Data excerpts
***
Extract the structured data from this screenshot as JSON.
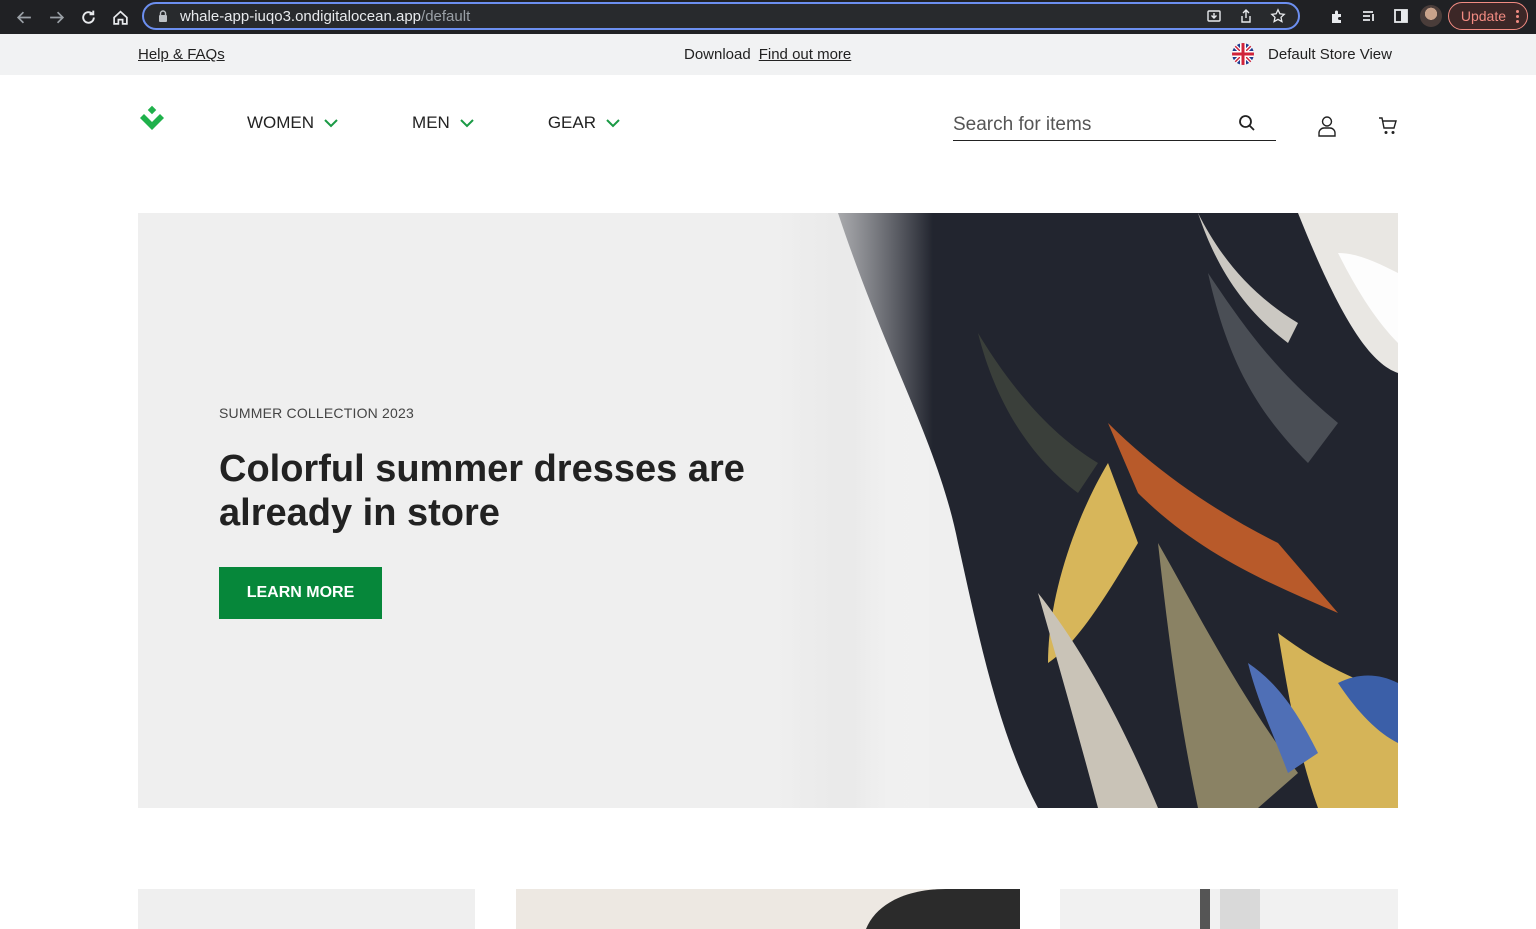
{
  "browser": {
    "url_host": "whale-app-iuqo3.ondigitalocean.app",
    "url_path": "/default",
    "update_label": "Update",
    "icons": [
      "back-icon",
      "forward-icon",
      "reload-icon",
      "home-icon",
      "lock-icon",
      "install-icon",
      "share-icon",
      "star-icon",
      "extensions-icon",
      "reading-list-icon",
      "side-panel-icon",
      "profile-avatar",
      "more-icon"
    ]
  },
  "topbar": {
    "help_label": "Help & FAQs",
    "download_label": "Download",
    "find_out_more_label": "Find out more",
    "store_view_label": "Default Store View",
    "flag_icon": "uk-flag-icon"
  },
  "header": {
    "logo_icon": "brand-logo-icon",
    "menu": [
      {
        "label": "WOMEN"
      },
      {
        "label": "MEN"
      },
      {
        "label": "GEAR"
      }
    ],
    "search_placeholder": "Search for items",
    "accent_color": "#06873a"
  },
  "hero": {
    "eyebrow": "SUMMER COLLECTION 2023",
    "headline": "Colorful summer dresses are already in store",
    "cta_label": "LEARN MORE",
    "background_color": "#efefef"
  }
}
***
- Given problem -
Write the listing above out again exactly, dropping each image.

- Exercise solution -
Extract the structured data from this screenshot as JSON.
{
  "browser": {
    "url_host": "whale-app-iuqo3.ondigitalocean.app",
    "url_path": "/default",
    "update_label": "Update",
    "icons": [
      "back-icon",
      "forward-icon",
      "reload-icon",
      "home-icon",
      "lock-icon",
      "install-icon",
      "share-icon",
      "star-icon",
      "extensions-icon",
      "reading-list-icon",
      "side-panel-icon",
      "profile-avatar",
      "more-icon"
    ]
  },
  "topbar": {
    "help_label": "Help & FAQs",
    "download_label": "Download",
    "find_out_more_label": "Find out more",
    "store_view_label": "Default Store View",
    "flag_icon": "uk-flag-icon"
  },
  "header": {
    "logo_icon": "brand-logo-icon",
    "menu": [
      {
        "label": "WOMEN"
      },
      {
        "label": "MEN"
      },
      {
        "label": "GEAR"
      }
    ],
    "search_placeholder": "Search for items",
    "accent_color": "#06873a"
  },
  "hero": {
    "eyebrow": "SUMMER COLLECTION 2023",
    "headline": "Colorful summer dresses are already in store",
    "cta_label": "LEARN MORE",
    "background_color": "#efefef"
  }
}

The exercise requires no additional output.